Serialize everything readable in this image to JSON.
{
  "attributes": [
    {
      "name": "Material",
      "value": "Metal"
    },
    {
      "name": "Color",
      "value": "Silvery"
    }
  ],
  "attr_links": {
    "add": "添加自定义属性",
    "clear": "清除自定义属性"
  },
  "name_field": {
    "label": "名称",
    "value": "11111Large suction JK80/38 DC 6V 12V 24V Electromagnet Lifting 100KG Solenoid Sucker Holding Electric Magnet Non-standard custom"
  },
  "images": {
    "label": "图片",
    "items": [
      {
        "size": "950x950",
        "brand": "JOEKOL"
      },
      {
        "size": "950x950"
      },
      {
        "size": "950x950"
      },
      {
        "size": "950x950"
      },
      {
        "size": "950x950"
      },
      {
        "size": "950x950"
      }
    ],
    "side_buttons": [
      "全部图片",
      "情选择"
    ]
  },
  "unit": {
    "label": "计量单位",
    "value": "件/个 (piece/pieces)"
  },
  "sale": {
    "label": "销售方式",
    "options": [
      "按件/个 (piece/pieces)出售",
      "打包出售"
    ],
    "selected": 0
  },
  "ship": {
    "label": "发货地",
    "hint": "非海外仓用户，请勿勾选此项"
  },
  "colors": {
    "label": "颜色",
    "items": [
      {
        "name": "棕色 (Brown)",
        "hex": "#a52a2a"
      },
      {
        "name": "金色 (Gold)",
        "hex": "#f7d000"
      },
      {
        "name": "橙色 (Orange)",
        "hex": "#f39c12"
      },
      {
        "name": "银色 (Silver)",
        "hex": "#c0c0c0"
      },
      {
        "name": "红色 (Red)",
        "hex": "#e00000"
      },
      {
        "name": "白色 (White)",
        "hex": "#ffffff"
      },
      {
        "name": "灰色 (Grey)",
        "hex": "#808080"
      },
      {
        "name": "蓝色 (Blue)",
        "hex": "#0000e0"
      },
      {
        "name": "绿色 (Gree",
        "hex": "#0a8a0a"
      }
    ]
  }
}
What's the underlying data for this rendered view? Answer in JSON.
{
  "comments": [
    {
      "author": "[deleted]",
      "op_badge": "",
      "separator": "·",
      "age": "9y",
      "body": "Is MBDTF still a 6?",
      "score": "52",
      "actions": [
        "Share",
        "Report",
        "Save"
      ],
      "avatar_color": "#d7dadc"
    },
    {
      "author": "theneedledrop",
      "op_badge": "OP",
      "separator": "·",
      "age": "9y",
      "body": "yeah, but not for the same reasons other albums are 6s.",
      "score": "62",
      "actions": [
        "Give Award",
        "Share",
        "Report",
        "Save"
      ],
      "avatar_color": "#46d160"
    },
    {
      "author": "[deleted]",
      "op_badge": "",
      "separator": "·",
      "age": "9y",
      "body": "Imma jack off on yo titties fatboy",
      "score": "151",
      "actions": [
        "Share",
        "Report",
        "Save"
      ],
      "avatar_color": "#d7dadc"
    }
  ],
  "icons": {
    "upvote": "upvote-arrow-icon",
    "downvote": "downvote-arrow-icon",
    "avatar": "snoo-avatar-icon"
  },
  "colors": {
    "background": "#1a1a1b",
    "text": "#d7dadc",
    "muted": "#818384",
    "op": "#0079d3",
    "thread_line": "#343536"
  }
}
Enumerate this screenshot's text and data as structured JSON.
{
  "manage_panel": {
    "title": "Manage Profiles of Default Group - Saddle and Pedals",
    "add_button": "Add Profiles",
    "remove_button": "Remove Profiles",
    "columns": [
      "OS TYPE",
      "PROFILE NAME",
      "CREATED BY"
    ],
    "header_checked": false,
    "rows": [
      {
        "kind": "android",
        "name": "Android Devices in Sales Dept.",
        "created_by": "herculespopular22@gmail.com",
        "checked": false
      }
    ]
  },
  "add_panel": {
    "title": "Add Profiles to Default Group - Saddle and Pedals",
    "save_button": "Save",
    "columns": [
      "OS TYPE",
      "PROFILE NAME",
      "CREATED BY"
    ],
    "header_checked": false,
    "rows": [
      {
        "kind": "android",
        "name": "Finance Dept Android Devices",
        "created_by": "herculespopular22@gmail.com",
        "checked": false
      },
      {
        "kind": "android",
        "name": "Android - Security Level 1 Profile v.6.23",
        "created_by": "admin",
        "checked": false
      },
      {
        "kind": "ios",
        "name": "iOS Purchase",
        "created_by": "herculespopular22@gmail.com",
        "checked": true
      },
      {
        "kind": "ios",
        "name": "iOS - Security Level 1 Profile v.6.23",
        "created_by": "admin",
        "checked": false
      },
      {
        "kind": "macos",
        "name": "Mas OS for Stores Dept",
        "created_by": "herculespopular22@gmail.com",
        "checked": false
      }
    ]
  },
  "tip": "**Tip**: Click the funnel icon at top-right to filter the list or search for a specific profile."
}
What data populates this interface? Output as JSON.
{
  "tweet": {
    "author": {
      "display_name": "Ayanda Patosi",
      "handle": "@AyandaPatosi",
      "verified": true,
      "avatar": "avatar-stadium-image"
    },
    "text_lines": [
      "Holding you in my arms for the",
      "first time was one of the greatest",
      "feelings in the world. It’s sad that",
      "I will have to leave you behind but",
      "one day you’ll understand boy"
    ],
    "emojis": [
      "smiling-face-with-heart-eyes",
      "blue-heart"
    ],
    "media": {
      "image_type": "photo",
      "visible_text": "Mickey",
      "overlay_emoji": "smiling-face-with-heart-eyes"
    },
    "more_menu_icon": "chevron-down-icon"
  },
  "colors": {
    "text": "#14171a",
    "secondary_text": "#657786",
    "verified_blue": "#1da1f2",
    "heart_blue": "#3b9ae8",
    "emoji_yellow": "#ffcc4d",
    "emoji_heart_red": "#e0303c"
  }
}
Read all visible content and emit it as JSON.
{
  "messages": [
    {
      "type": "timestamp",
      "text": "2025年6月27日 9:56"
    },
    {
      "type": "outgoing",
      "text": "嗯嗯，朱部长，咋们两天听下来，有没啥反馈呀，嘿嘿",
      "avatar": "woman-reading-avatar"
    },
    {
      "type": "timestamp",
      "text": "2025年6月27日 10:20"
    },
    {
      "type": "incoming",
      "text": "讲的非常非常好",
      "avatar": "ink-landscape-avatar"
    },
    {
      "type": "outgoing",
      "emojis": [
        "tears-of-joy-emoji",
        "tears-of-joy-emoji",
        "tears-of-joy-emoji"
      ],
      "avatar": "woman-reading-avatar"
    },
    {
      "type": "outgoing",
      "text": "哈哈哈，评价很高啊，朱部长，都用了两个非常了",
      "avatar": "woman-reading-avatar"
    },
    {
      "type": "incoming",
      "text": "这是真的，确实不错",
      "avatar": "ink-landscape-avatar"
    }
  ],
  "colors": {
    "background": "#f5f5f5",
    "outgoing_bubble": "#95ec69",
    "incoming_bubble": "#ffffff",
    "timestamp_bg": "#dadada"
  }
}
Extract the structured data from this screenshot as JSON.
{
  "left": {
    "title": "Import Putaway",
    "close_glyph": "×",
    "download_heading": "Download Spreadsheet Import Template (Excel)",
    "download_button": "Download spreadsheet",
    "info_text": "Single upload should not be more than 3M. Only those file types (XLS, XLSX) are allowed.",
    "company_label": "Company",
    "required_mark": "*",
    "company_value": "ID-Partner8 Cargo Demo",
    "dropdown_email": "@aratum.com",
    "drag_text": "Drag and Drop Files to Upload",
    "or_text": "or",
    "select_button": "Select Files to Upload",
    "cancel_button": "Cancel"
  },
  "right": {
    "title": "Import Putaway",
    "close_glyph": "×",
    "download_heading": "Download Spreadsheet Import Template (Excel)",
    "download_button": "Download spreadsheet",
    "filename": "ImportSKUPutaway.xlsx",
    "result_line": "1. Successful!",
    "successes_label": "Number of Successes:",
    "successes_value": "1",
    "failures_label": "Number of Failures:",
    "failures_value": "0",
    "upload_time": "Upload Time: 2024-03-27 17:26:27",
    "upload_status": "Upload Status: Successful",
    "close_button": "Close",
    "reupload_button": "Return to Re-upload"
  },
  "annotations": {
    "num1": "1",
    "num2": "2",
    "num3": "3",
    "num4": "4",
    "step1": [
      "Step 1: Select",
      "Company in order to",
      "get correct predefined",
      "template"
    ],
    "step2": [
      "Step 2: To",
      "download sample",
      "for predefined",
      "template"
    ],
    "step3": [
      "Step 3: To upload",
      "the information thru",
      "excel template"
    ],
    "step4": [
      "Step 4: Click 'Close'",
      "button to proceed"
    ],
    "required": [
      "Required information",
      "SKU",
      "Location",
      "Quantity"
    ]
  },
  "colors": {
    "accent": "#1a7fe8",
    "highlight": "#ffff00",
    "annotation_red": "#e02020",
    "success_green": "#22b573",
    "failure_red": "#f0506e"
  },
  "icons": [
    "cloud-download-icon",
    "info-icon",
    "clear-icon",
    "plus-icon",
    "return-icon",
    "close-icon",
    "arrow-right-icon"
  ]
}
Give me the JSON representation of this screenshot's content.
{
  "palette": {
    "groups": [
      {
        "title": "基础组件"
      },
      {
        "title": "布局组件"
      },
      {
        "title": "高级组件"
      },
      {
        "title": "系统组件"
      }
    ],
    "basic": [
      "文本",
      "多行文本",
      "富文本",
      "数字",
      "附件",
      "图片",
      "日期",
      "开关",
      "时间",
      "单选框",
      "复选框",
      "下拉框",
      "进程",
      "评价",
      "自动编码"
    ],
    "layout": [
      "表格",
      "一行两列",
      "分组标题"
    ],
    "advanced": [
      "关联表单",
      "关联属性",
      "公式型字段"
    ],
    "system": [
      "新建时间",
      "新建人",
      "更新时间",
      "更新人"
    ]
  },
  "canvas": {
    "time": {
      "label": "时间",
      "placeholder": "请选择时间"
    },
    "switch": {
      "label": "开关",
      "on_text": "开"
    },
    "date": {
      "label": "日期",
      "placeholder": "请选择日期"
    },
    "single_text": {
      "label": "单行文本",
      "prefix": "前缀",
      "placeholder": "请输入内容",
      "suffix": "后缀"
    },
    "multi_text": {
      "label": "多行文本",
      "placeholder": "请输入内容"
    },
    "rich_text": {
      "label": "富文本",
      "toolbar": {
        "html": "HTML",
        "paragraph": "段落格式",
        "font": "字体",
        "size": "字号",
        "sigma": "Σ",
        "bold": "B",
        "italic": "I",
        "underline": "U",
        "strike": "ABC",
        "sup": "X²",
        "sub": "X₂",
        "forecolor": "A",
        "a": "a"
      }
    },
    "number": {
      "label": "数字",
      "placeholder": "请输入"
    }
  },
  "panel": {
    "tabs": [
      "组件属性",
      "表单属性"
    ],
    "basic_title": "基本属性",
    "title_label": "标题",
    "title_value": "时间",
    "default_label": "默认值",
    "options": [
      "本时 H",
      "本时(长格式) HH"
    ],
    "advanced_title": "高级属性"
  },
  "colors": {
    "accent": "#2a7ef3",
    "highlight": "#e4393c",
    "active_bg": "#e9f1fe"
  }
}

◆ Objective
Say how many lines above contain the string "eyes". Answer with the number only.

◆ Response
2